Go through the entries below and pick out every line with "name".

Start of RECORD LIST

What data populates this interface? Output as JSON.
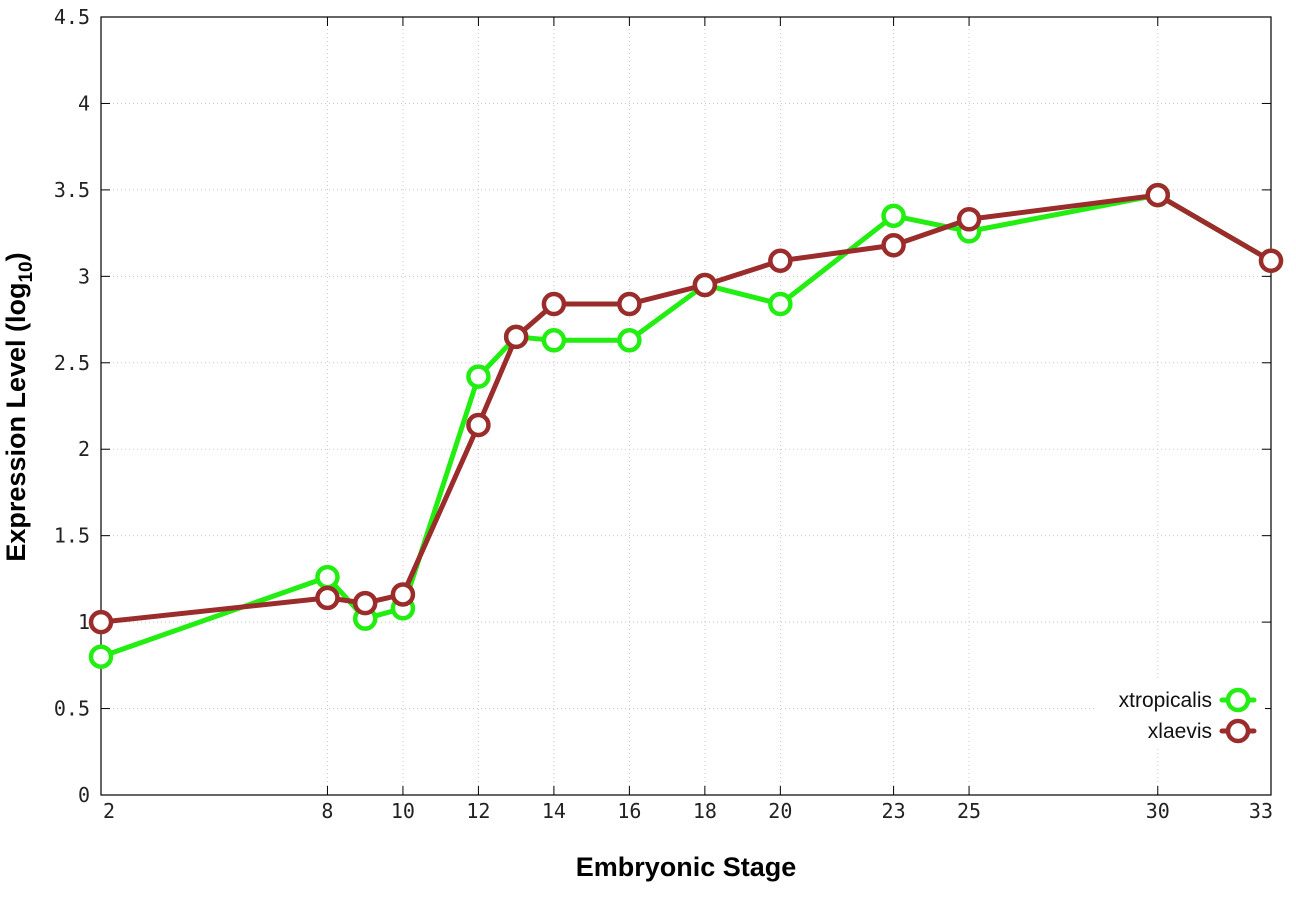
{
  "chart_data": {
    "type": "line",
    "title": "",
    "xlabel": "Embryonic Stage",
    "ylabel_main": "Expression Level (log",
    "ylabel_sub": "10",
    "ylabel_end": ")",
    "ylim": [
      0,
      4.5
    ],
    "xlim": [
      2,
      33
    ],
    "y_ticks": [
      0,
      0.5,
      1,
      1.5,
      2,
      2.5,
      3,
      3.5,
      4,
      4.5
    ],
    "y_tick_labels": [
      "0",
      "0.5",
      "1",
      "1.5",
      "2",
      "2.5",
      "3",
      "3.5",
      "4",
      "4.5"
    ],
    "x": [
      2,
      8,
      9,
      10,
      12,
      13,
      14,
      16,
      18,
      20,
      23,
      25,
      30,
      33
    ],
    "x_tick_values": [
      2,
      8,
      10,
      12,
      14,
      16,
      18,
      20,
      23,
      25,
      30,
      33
    ],
    "x_tick_labels": [
      "2",
      "8",
      "10",
      "12",
      "14",
      "16",
      "18",
      "20",
      "23",
      "25",
      "30",
      "33"
    ],
    "grid": true,
    "legend_position": "bottom-right",
    "series": [
      {
        "name": "xtropicalis",
        "color": "#22ee11",
        "values": [
          0.8,
          1.26,
          1.02,
          1.08,
          2.42,
          2.65,
          2.63,
          2.63,
          2.95,
          2.84,
          3.35,
          3.26,
          3.47,
          3.09
        ]
      },
      {
        "name": "xlaevis",
        "color": "#9b2c2c",
        "values": [
          1.0,
          1.14,
          1.11,
          1.16,
          2.14,
          2.65,
          2.84,
          2.84,
          2.95,
          3.09,
          3.18,
          3.33,
          3.47,
          3.09
        ]
      }
    ]
  }
}
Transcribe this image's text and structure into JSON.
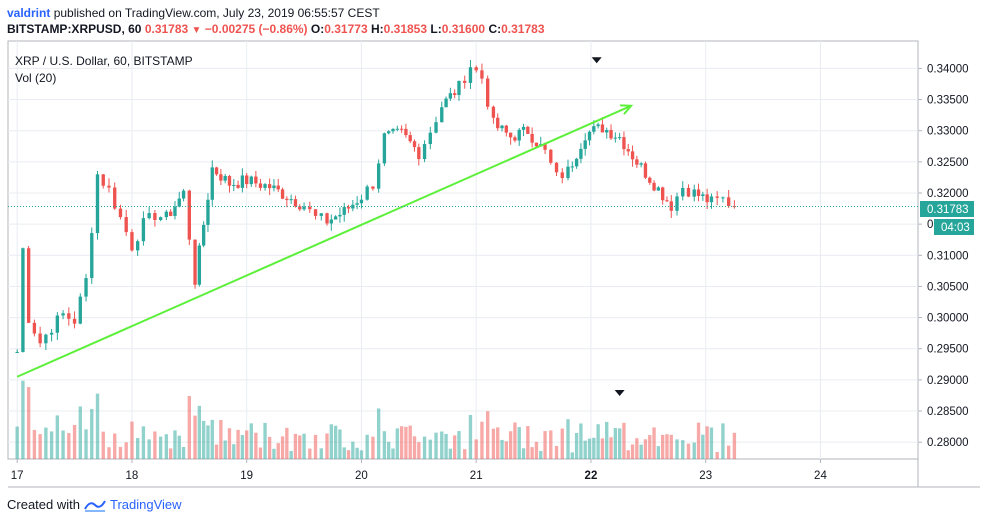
{
  "header": {
    "user": "valdrint",
    "published_text": "published on TradingView.com, July 23, 2019 06:55:57 CEST",
    "symbol_line": "BITSTAMP:XRPUSD, 60",
    "last": "0.31783",
    "change": "−0.00275 (−0.86%)",
    "o_label": "O:",
    "o_val": "0.31773",
    "h_label": "H:",
    "h_val": "0.31853",
    "l_label": "L:",
    "l_val": "0.31600",
    "c_label": "C:",
    "c_val": "0.31783"
  },
  "legend": {
    "title": "XRP / U.S. Dollar, 60, BITSTAMP",
    "vol": "Vol (20)"
  },
  "price_badge": {
    "value": "0.31783",
    "countdown": "04:03",
    "color": "#26a69a"
  },
  "footer": {
    "created_with": "Created with",
    "brand": "TradingView"
  },
  "colors": {
    "up": "#26a69a",
    "down": "#ef5350",
    "trend": "#5cf03a",
    "grid": "#e9ecf2",
    "axis": "#131722"
  },
  "chart_data": {
    "type": "candlestick",
    "title": "XRP / U.S. Dollar, 60, BITSTAMP",
    "interval": "60",
    "x_ticks": [
      "17",
      "18",
      "19",
      "20",
      "21",
      "22",
      "23",
      "24"
    ],
    "y_ticks": [
      "0.34000",
      "0.33500",
      "0.33000",
      "0.32500",
      "0.32000",
      "0.31500",
      "0.31000",
      "0.30500",
      "0.30000",
      "0.29500",
      "0.29000",
      "0.28500",
      "0.28000"
    ],
    "ylim": [
      0.2773,
      0.3444
    ],
    "x_range_days": [
      17,
      24
    ],
    "price_series": [
      {
        "t": 17.0,
        "c": 0.2945
      },
      {
        "t": 17.05,
        "c": 0.311
      },
      {
        "t": 17.1,
        "c": 0.3
      },
      {
        "t": 17.2,
        "c": 0.296
      },
      {
        "t": 17.3,
        "c": 0.2985
      },
      {
        "t": 17.4,
        "c": 0.3005
      },
      {
        "t": 17.5,
        "c": 0.2995
      },
      {
        "t": 17.6,
        "c": 0.306
      },
      {
        "t": 17.7,
        "c": 0.323
      },
      {
        "t": 17.8,
        "c": 0.3205
      },
      {
        "t": 17.9,
        "c": 0.316
      },
      {
        "t": 18.0,
        "c": 0.3115
      },
      {
        "t": 18.1,
        "c": 0.315
      },
      {
        "t": 18.2,
        "c": 0.3165
      },
      {
        "t": 18.3,
        "c": 0.316
      },
      {
        "t": 18.45,
        "c": 0.32
      },
      {
        "t": 18.55,
        "c": 0.306
      },
      {
        "t": 18.7,
        "c": 0.324
      },
      {
        "t": 18.85,
        "c": 0.3215
      },
      {
        "t": 19.0,
        "c": 0.322
      },
      {
        "t": 19.2,
        "c": 0.321
      },
      {
        "t": 19.35,
        "c": 0.3195
      },
      {
        "t": 19.5,
        "c": 0.318
      },
      {
        "t": 19.6,
        "c": 0.316
      },
      {
        "t": 19.7,
        "c": 0.3155
      },
      {
        "t": 19.85,
        "c": 0.317
      },
      {
        "t": 20.0,
        "c": 0.3195
      },
      {
        "t": 20.1,
        "c": 0.3215
      },
      {
        "t": 20.2,
        "c": 0.329
      },
      {
        "t": 20.35,
        "c": 0.3295
      },
      {
        "t": 20.5,
        "c": 0.3265
      },
      {
        "t": 20.6,
        "c": 0.33
      },
      {
        "t": 20.7,
        "c": 0.334
      },
      {
        "t": 20.85,
        "c": 0.337
      },
      {
        "t": 20.95,
        "c": 0.3405
      },
      {
        "t": 21.05,
        "c": 0.3385
      },
      {
        "t": 21.15,
        "c": 0.331
      },
      {
        "t": 21.3,
        "c": 0.329
      },
      {
        "t": 21.45,
        "c": 0.33
      },
      {
        "t": 21.6,
        "c": 0.3265
      },
      {
        "t": 21.7,
        "c": 0.3225
      },
      {
        "t": 21.8,
        "c": 0.3235
      },
      {
        "t": 21.95,
        "c": 0.3295
      },
      {
        "t": 22.1,
        "c": 0.3305
      },
      {
        "t": 22.25,
        "c": 0.329
      },
      {
        "t": 22.4,
        "c": 0.325
      },
      {
        "t": 22.55,
        "c": 0.3215
      },
      {
        "t": 22.7,
        "c": 0.318
      },
      {
        "t": 22.8,
        "c": 0.321
      },
      {
        "t": 22.9,
        "c": 0.32
      },
      {
        "t": 23.05,
        "c": 0.3185
      },
      {
        "t": 23.15,
        "c": 0.319
      },
      {
        "t": 23.25,
        "c": 0.31783
      }
    ],
    "trendline": {
      "from": {
        "t": 17.0,
        "p": 0.2905
      },
      "to": {
        "t": 22.35,
        "p": 0.334
      }
    },
    "current_price": 0.31783,
    "markers": [
      {
        "t": 22.05,
        "p": 0.3418
      }
    ],
    "volume_marker": {
      "t": 22.25
    },
    "volume": {
      "label": "Vol (20)"
    }
  }
}
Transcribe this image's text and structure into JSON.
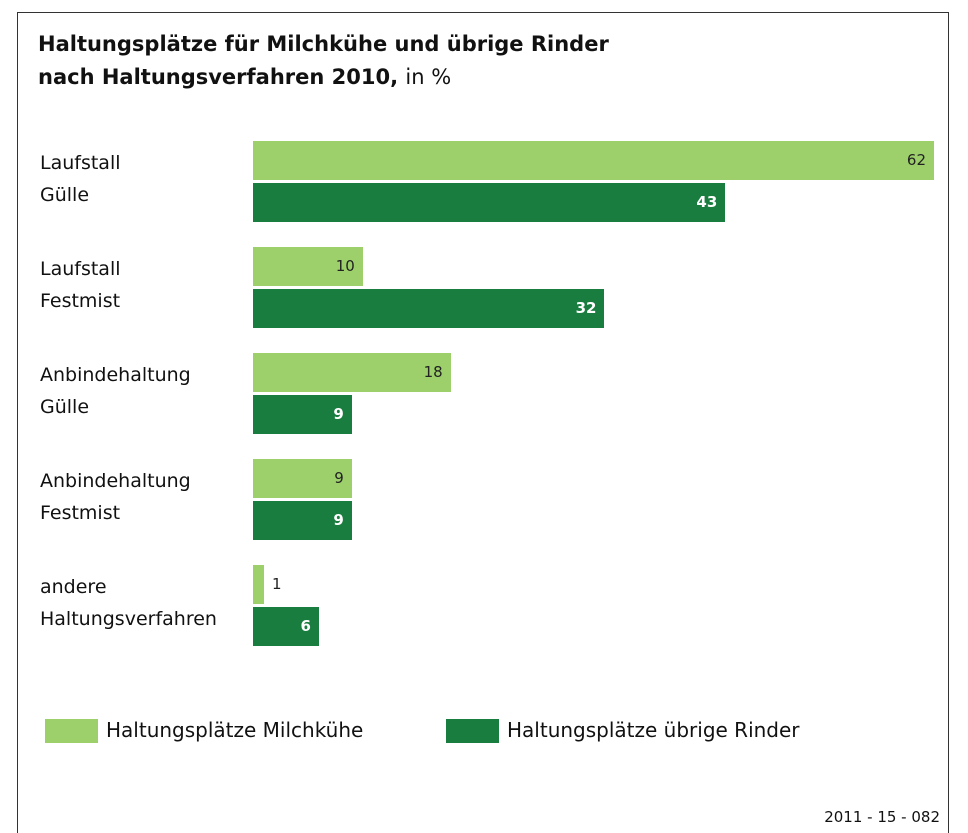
{
  "chart_data": {
    "type": "bar",
    "orientation": "horizontal",
    "title": [
      "Haltungsplätze für Milchkühe und übrige Rinder",
      "nach Haltungsverfahren 2010,"
    ],
    "unit": "in %",
    "categories": [
      "Laufstall\nGülle",
      "Laufstall\nFestmist",
      "Anbindehaltung\nGülle",
      "Anbindehaltung\nFestmist",
      "andere\nHaltungsverfahren"
    ],
    "series": [
      {
        "name": "Haltungsplätze Milchkühe",
        "color": "#9dd06b",
        "values": [
          62,
          10,
          18,
          9,
          1
        ]
      },
      {
        "name": "Haltungsplätze übrige Rinder",
        "color": "#1a7d40",
        "values": [
          43,
          32,
          9,
          9,
          6
        ]
      }
    ],
    "xlim": [
      0,
      62
    ],
    "source": "2011 - 15 - 082"
  }
}
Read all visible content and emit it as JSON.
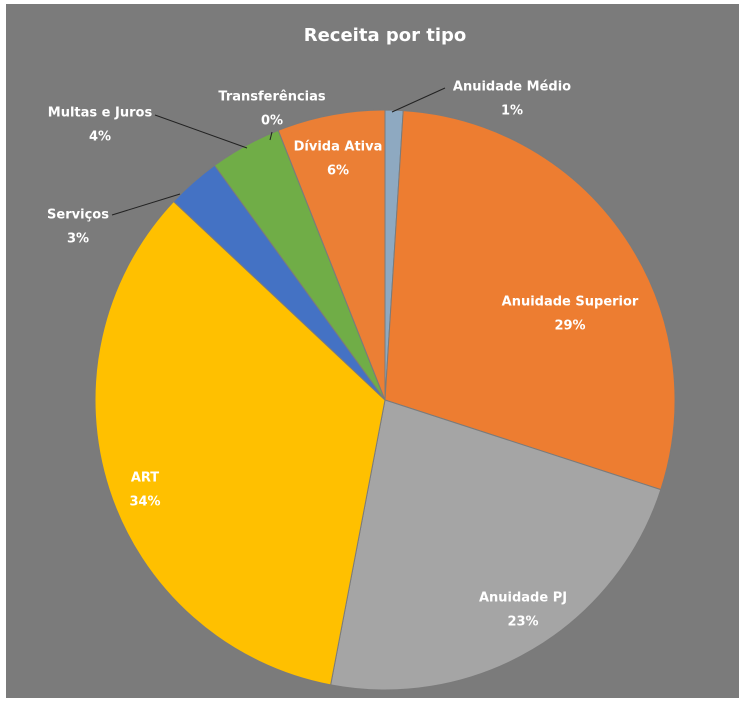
{
  "chart_data": {
    "type": "pie",
    "title": "Receita por tipo",
    "categories": [
      "Anuidade Médio",
      "Anuidade Superior",
      "Anuidade PJ",
      "ART",
      "Serviços",
      "Multas e Juros",
      "Transferências",
      "Dívida Ativa"
    ],
    "values": [
      1,
      29,
      23,
      34,
      3,
      4,
      0,
      6
    ],
    "value_labels": [
      "1%",
      "29%",
      "23%",
      "34%",
      "3%",
      "4%",
      "0%",
      "6%"
    ],
    "colors": [
      "#8ea9c1",
      "#ed7d31",
      "#a5a5a5",
      "#ffc000",
      "#4472c4",
      "#70ad47",
      "#255e91",
      "#eb7f35"
    ]
  }
}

End of RECORD LIST

| REPLY TO THE TASK |
        "name": "xtropicalis",
        "name": "xlaevis",
        "name": "Haltungsplätze Milchkühe",
        "name": "Haltungsplätze übrige Rinder",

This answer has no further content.